**Problem statement**
Copy the rows from the first one through the line with "- Bar: [548, 499, 703, 522]", swapping "Males" for "Men" and changing nothing else.

**Records shown**
==========

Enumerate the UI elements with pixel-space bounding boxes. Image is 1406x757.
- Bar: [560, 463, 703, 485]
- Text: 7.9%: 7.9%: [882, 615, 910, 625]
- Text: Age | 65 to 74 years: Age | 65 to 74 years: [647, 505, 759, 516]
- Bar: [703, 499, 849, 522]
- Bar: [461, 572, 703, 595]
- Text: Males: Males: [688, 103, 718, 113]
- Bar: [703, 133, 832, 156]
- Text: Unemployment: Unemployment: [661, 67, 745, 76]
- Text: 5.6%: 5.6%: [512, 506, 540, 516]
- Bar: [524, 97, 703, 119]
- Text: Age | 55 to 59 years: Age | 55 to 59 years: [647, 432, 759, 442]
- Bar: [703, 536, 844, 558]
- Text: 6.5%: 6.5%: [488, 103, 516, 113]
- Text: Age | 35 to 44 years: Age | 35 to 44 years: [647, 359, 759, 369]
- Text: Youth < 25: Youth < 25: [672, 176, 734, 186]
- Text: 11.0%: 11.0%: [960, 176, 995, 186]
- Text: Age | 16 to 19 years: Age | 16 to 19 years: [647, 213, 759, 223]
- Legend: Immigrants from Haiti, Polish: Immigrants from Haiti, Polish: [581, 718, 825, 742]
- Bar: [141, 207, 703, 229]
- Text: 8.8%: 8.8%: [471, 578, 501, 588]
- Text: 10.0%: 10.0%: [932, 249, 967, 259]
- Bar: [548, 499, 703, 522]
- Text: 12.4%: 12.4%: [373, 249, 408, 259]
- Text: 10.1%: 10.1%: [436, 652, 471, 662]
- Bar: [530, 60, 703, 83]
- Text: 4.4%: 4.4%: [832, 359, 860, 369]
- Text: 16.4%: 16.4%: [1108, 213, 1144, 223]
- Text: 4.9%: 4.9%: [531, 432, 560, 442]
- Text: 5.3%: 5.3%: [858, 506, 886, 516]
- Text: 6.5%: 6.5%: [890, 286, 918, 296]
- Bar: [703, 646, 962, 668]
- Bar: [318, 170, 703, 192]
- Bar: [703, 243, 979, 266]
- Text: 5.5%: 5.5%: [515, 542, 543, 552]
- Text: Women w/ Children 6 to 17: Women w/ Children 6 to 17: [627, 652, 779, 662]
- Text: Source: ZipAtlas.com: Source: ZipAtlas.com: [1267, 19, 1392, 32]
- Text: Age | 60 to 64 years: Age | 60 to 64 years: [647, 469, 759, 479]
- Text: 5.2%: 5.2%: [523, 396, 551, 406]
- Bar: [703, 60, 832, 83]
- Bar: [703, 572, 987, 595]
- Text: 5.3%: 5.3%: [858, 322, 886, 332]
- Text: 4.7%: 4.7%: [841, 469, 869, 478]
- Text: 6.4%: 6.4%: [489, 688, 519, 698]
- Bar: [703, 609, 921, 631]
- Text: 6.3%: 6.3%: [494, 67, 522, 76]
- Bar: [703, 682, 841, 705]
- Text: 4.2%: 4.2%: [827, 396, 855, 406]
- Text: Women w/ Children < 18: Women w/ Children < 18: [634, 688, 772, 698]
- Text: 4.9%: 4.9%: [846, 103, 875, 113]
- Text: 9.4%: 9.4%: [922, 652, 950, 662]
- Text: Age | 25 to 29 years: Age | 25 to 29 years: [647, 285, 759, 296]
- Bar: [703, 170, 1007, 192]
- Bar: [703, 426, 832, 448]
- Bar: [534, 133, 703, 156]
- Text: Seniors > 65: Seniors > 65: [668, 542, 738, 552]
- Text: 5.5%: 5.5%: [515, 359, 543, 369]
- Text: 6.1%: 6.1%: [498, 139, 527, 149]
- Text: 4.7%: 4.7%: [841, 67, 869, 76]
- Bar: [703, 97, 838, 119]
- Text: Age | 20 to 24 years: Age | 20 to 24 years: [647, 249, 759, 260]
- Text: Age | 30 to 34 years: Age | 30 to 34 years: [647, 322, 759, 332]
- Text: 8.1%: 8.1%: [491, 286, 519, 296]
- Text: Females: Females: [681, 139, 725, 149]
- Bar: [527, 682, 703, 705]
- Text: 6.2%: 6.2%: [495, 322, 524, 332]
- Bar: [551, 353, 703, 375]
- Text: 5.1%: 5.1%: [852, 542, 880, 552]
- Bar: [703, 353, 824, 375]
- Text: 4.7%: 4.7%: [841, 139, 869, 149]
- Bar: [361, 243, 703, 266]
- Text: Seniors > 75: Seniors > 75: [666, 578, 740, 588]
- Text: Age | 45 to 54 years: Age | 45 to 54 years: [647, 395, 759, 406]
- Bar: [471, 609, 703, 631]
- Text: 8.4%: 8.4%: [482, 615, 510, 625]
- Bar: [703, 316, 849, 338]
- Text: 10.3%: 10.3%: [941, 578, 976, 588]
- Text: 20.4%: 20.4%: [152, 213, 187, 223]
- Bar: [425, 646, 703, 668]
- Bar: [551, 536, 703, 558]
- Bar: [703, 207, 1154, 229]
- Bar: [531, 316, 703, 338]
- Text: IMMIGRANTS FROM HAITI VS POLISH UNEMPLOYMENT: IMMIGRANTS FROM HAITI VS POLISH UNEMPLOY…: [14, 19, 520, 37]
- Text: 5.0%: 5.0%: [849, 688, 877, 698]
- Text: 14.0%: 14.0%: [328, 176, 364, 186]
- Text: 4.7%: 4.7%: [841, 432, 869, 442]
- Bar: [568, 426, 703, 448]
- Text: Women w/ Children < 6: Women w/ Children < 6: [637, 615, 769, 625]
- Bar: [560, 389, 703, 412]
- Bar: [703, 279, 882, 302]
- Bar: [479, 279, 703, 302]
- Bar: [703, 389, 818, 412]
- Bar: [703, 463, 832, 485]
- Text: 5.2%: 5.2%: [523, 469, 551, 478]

==========

**Written answer**
Enumerate the UI elements with pixel-space bounding boxes. Image is 1406x757.
- Bar: [560, 463, 703, 485]
- Text: 7.9%: 7.9%: [882, 615, 910, 625]
- Text: Age | 65 to 74 years: Age | 65 to 74 years: [647, 505, 759, 516]
- Bar: [703, 499, 849, 522]
- Bar: [461, 572, 703, 595]
- Text: Men: Men: [688, 103, 718, 113]
- Bar: [703, 133, 832, 156]
- Text: Unemployment: Unemployment: [661, 67, 745, 76]
- Text: 5.6%: 5.6%: [512, 506, 540, 516]
- Bar: [524, 97, 703, 119]
- Text: Age | 55 to 59 years: Age | 55 to 59 years: [647, 432, 759, 442]
- Bar: [703, 536, 844, 558]
- Text: 6.5%: 6.5%: [488, 103, 516, 113]
- Text: Age | 35 to 44 years: Age | 35 to 44 years: [647, 359, 759, 369]
- Text: Youth < 25: Youth < 25: [672, 176, 734, 186]
- Text: 11.0%: 11.0%: [960, 176, 995, 186]
- Text: Age | 16 to 19 years: Age | 16 to 19 years: [647, 213, 759, 223]
- Legend: Immigrants from Haiti, Polish: Immigrants from Haiti, Polish: [581, 718, 825, 742]
- Bar: [141, 207, 703, 229]
- Text: 8.8%: 8.8%: [471, 578, 501, 588]
- Text: 10.0%: 10.0%: [932, 249, 967, 259]
- Bar: [548, 499, 703, 522]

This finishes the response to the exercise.